Task >> You are to retype all of the data exactly as it appears.

Figure collection entries:
- - - -
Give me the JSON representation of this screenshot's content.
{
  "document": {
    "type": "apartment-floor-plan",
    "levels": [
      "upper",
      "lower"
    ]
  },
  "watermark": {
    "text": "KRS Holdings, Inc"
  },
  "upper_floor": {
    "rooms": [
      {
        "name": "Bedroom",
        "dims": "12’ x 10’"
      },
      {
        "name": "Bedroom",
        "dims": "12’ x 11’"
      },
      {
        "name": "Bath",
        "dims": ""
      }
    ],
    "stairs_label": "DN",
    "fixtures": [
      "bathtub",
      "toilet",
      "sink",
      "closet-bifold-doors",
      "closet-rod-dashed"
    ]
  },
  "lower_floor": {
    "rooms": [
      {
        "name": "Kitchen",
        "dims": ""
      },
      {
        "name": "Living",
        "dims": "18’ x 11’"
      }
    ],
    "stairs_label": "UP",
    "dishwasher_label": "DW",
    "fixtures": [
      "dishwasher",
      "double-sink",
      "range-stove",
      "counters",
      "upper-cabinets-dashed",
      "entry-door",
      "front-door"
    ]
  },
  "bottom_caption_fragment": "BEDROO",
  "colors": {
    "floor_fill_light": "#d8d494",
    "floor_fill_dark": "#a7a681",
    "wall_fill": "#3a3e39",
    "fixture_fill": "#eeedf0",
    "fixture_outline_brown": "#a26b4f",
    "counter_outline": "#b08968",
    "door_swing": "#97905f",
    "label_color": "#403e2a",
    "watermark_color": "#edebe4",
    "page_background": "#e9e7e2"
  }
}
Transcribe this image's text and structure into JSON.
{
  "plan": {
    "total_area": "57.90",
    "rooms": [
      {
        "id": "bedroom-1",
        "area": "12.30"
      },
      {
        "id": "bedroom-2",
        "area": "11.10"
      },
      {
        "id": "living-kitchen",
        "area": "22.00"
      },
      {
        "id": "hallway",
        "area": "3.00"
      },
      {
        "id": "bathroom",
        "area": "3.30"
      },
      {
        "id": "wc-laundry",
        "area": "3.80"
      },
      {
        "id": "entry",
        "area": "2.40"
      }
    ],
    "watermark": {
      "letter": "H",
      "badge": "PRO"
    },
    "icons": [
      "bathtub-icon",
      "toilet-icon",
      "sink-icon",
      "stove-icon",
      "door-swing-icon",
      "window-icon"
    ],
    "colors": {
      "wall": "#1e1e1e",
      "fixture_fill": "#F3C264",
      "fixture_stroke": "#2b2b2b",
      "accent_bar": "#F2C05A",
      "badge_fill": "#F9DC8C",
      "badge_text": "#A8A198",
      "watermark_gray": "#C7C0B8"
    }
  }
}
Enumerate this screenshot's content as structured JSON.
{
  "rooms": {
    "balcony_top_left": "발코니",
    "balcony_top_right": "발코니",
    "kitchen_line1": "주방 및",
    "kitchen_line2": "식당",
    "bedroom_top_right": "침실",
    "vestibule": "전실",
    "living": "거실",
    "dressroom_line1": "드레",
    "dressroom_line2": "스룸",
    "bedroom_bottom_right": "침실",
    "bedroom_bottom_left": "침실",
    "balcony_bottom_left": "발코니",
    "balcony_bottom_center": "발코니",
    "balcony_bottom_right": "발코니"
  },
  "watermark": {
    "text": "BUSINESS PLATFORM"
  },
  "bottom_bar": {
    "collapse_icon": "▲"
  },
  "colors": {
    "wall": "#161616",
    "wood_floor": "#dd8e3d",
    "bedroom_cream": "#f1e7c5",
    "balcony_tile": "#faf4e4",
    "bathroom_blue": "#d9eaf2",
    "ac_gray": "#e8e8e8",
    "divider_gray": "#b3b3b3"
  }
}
- - - -
Solution below >>
Give me the JSON representation of this screenshot's content.
{
  "document": {
    "type": "apartment-floor-plan",
    "levels": [
      "upper",
      "lower"
    ]
  },
  "watermark": {
    "text": "KRS Holdings, Inc"
  },
  "upper_floor": {
    "rooms": [
      {
        "name": "Bedroom",
        "dims": "12’ x 10’"
      },
      {
        "name": "Bedroom",
        "dims": "12’ x 11’"
      },
      {
        "name": "Bath",
        "dims": ""
      }
    ],
    "stairs_label": "DN",
    "fixtures": [
      "bathtub",
      "toilet",
      "sink",
      "closet-bifold-doors",
      "closet-rod-dashed"
    ]
  },
  "lower_floor": {
    "rooms": [
      {
        "name": "Kitchen",
        "dims": ""
      },
      {
        "name": "Living",
        "dims": "18’ x 11’"
      }
    ],
    "stairs_label": "UP",
    "dishwasher_label": "DW",
    "fixtures": [
      "dishwasher",
      "double-sink",
      "range-stove",
      "counters",
      "upper-cabinets-dashed",
      "entry-door",
      "front-door"
    ]
  },
  "bottom_caption_fragment": "BEDROO",
  "colors": {
    "floor_fill_light": "#d8d494",
    "floor_fill_dark": "#a7a681",
    "wall_fill": "#3a3e39",
    "fixture_fill": "#eeedf0",
    "fixture_outline_brown": "#a26b4f",
    "counter_outline": "#b08968",
    "door_swing": "#97905f",
    "label_color": "#403e2a",
    "watermark_color": "#edebe4",
    "page_background": "#e9e7e2"
  }
}
Transcribe this image's text and structure into JSON.
{
  "plan": {
    "total_area": "57.90",
    "rooms": [
      {
        "id": "bedroom-1",
        "area": "12.30"
      },
      {
        "id": "bedroom-2",
        "area": "11.10"
      },
      {
        "id": "living-kitchen",
        "area": "22.00"
      },
      {
        "id": "hallway",
        "area": "3.00"
      },
      {
        "id": "bathroom",
        "area": "3.30"
      },
      {
        "id": "wc-laundry",
        "area": "3.80"
      },
      {
        "id": "entry",
        "area": "2.40"
      }
    ],
    "watermark": {
      "letter": "H",
      "badge": "PRO"
    },
    "icons": [
      "bathtub-icon",
      "toilet-icon",
      "sink-icon",
      "stove-icon",
      "door-swing-icon",
      "window-icon"
    ],
    "colors": {
      "wall": "#1e1e1e",
      "fixture_fill": "#F3C264",
      "fixture_stroke": "#2b2b2b",
      "accent_bar": "#F2C05A",
      "badge_fill": "#F9DC8C",
      "badge_text": "#A8A198",
      "watermark_gray": "#C7C0B8"
    }
  }
}
Enumerate this screenshot's content as structured JSON.
{
  "rooms": {
    "balcony_top_left": "발코니",
    "balcony_top_right": "발코니",
    "kitchen_line1": "주방 및",
    "kitchen_line2": "식당",
    "bedroom_top_right": "침실",
    "vestibule": "전실",
    "living": "거실",
    "dressroom_line1": "드레",
    "dressroom_line2": "스룸",
    "bedroom_bottom_right": "침실",
    "bedroom_bottom_left": "침실",
    "balcony_bottom_left": "발코니",
    "balcony_bottom_center": "발코니",
    "balcony_bottom_right": "발코니"
  },
  "watermark": {
    "text": "BUSINESS PLATFORM"
  },
  "bottom_bar": {
    "collapse_icon": "▲"
  },
  "colors": {
    "wall": "#161616",
    "wood_floor": "#dd8e3d",
    "bedroom_cream": "#f1e7c5",
    "balcony_tile": "#faf4e4",
    "bathroom_blue": "#d9eaf2",
    "ac_gray": "#e8e8e8",
    "divider_gray": "#b3b3b3"
  }
}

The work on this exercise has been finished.